§ WHAT THE TASK REQUIRES: Copy out all the records exactly.

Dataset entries

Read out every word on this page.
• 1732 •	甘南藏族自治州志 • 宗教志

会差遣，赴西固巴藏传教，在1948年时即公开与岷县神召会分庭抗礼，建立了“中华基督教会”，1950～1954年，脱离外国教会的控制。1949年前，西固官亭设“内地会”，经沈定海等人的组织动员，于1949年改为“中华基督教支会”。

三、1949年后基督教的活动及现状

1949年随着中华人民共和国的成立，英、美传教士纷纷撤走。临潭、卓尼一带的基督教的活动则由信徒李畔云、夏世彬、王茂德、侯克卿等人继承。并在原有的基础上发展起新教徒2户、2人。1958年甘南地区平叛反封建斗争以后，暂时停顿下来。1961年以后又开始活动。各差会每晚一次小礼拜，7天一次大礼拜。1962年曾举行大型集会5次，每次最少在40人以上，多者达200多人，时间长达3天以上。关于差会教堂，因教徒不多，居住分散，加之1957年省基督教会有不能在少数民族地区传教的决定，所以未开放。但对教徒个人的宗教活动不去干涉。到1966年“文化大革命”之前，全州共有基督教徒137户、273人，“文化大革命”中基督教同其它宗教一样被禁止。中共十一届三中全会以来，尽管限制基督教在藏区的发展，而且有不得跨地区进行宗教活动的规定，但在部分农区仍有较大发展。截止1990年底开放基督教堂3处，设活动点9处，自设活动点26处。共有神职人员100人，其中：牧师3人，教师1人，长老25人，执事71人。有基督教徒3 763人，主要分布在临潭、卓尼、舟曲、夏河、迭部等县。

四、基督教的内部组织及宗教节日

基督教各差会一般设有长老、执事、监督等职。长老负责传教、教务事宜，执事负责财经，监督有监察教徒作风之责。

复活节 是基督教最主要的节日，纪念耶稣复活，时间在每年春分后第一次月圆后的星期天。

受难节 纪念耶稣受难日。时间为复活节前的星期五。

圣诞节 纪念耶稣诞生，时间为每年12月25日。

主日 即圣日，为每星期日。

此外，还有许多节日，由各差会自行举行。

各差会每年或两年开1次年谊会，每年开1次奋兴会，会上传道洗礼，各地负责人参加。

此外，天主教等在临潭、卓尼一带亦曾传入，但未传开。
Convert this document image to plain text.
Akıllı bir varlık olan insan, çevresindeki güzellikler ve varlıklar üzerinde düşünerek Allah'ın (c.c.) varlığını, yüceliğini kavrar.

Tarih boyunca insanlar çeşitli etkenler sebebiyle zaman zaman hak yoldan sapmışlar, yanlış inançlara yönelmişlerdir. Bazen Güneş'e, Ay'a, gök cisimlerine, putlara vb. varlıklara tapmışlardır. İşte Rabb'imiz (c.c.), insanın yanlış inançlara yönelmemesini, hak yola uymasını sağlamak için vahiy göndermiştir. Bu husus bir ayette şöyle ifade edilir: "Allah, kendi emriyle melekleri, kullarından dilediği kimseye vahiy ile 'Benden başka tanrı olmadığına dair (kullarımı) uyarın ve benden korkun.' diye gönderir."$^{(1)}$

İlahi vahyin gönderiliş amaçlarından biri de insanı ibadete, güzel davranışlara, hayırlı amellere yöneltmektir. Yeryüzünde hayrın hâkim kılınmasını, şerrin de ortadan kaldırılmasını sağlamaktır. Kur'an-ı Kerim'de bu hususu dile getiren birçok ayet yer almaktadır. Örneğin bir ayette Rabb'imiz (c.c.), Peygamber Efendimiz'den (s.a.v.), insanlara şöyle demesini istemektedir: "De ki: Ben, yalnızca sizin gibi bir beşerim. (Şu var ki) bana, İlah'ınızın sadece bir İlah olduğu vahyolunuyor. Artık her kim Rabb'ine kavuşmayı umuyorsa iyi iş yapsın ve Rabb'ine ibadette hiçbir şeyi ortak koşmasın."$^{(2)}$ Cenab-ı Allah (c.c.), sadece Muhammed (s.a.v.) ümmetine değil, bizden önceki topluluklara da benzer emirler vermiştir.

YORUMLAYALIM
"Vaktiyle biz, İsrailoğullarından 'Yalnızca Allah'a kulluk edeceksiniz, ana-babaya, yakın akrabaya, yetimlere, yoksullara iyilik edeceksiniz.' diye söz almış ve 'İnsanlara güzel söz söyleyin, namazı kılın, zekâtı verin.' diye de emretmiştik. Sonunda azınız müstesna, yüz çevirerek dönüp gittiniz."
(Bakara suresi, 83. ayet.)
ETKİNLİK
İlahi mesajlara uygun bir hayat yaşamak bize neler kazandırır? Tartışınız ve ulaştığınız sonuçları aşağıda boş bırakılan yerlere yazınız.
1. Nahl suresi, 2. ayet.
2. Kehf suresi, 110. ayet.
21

§ EXERCISE RESULT:
Read out every word on this page.
• 1732 •	甘南藏族自治州志 • 宗教志

会差遣，赴西固巴藏传教，在1948年时即公开与岷县神召会分庭抗礼，建立了“中华基督教会”，1950～1954年，脱离外国教会的控制。1949年前，西固官亭设“内地会”，经沈定海等人的组织动员，于1949年改为“中华基督教支会”。

三、1949年后基督教的活动及现状

1949年随着中华人民共和国的成立，英、美传教士纷纷撤走。临潭、卓尼一带的基督教的活动则由信徒李畔云、夏世彬、王茂德、侯克卿等人继承。并在原有的基础上发展起新教徒2户、2人。1958年甘南地区平叛反封建斗争以后，暂时停顿下来。1961年以后又开始活动。各差会每晚一次小礼拜，7天一次大礼拜。1962年曾举行大型集会5次，每次最少在40人以上，多者达200多人，时间长达3天以上。关于差会教堂，因教徒不多，居住分散，加之1957年省基督教会有不能在少数民族地区传教的决定，所以未开放。但对教徒个人的宗教活动不去干涉。到1966年“文化大革命”之前，全州共有基督教徒137户、273人，“文化大革命”中基督教同其它宗教一样被禁止。中共十一届三中全会以来，尽管限制基督教在藏区的发展，而且有不得跨地区进行宗教活动的规定，但在部分农区仍有较大发展。截止1990年底开放基督教堂3处，设活动点9处，自设活动点26处。共有神职人员100人，其中：牧师3人，教师1人，长老25人，执事71人。有基督教徒3 763人，主要分布在临潭、卓尼、舟曲、夏河、迭部等县。

四、基督教的内部组织及宗教节日

基督教各差会一般设有长老、执事、监督等职。长老负责传教、教务事宜，执事负责财经，监督有监察教徒作风之责。

复活节 是基督教最主要的节日，纪念耶稣复活，时间在每年春分后第一次月圆后的星期天。

受难节 纪念耶稣受难日。时间为复活节前的星期五。

圣诞节 纪念耶稣诞生，时间为每年12月25日。

主日 即圣日，为每星期日。

此外，还有许多节日，由各差会自行举行。

各差会每年或两年开1次年谊会，每年开1次奋兴会，会上传道洗礼，各地负责人参加。

此外，天主教等在临潭、卓尼一带亦曾传入，但未传开。
Convert this document image to plain text.
Akıllı bir varlık olan insan, çevresindeki güzellikler ve varlıklar üzerinde düşünerek Allah'ın (c.c.) varlığını, yüceliğini kavrar.

Tarih boyunca insanlar çeşitli etkenler sebebiyle zaman zaman hak yoldan sapmışlar, yanlış inançlara yönelmişlerdir. Bazen Güneş'e, Ay'a, gök cisimlerine, putlara vb. varlıklara tapmışlardır. İşte Rabb'imiz (c.c.), insanın yanlış inançlara yönelmemesini, hak yola uymasını sağlamak için vahiy göndermiştir. Bu husus bir ayette şöyle ifade edilir: "Allah, kendi emriyle melekleri, kullarından dilediği kimseye vahiy ile 'Benden başka tanrı olmadığına dair (kullarımı) uyarın ve benden korkun.' diye gönderir."$^{(1)}$

İlahi vahyin gönderiliş amaçlarından biri de insanı ibadete, güzel davranışlara, hayırlı amellere yöneltmektir. Yeryüzünde hayrın hâkim kılınmasını, şerrin de ortadan kaldırılmasını sağlamaktır. Kur'an-ı Kerim'de bu hususu dile getiren birçok ayet yer almaktadır. Örneğin bir ayette Rabb'imiz (c.c.), Peygamber Efendimiz'den (s.a.v.), insanlara şöyle demesini istemektedir: "De ki: Ben, yalnızca sizin gibi bir beşerim. (Şu var ki) bana, İlah'ınızın sadece bir İlah olduğu vahyolunuyor. Artık her kim Rabb'ine kavuşmayı umuyorsa iyi iş yapsın ve Rabb'ine ibadette hiçbir şeyi ortak koşmasın."$^{(2)}$ Cenab-ı Allah (c.c.), sadece Muhammed (s.a.v.) ümmetine değil, bizden önceki topluluklara da benzer emirler vermiştir.

YORUMLAYALIM
"Vaktiyle biz, İsrailoğullarından 'Yalnızca Allah'a kulluk edeceksiniz, ana-babaya, yakın akrabaya, yetimlere, yoksullara iyilik edeceksiniz.' diye söz almış ve 'İnsanlara güzel söz söyleyin, namazı kılın, zekâtı verin.' diye de emretmiştik. Sonunda azınız müstesna, yüz çevirerek dönüp gittiniz."
(Bakara suresi, 83. ayet.)
ETKİNLİK
İlahi mesajlara uygun bir hayat yaşamak bize neler kazandırır? Tartışınız ve ulaştığınız sonuçları aşağıda boş bırakılan yerlere yazınız.
1. Nahl suresi, 2. ayet.
2. Kehf suresi, 110. ayet.
21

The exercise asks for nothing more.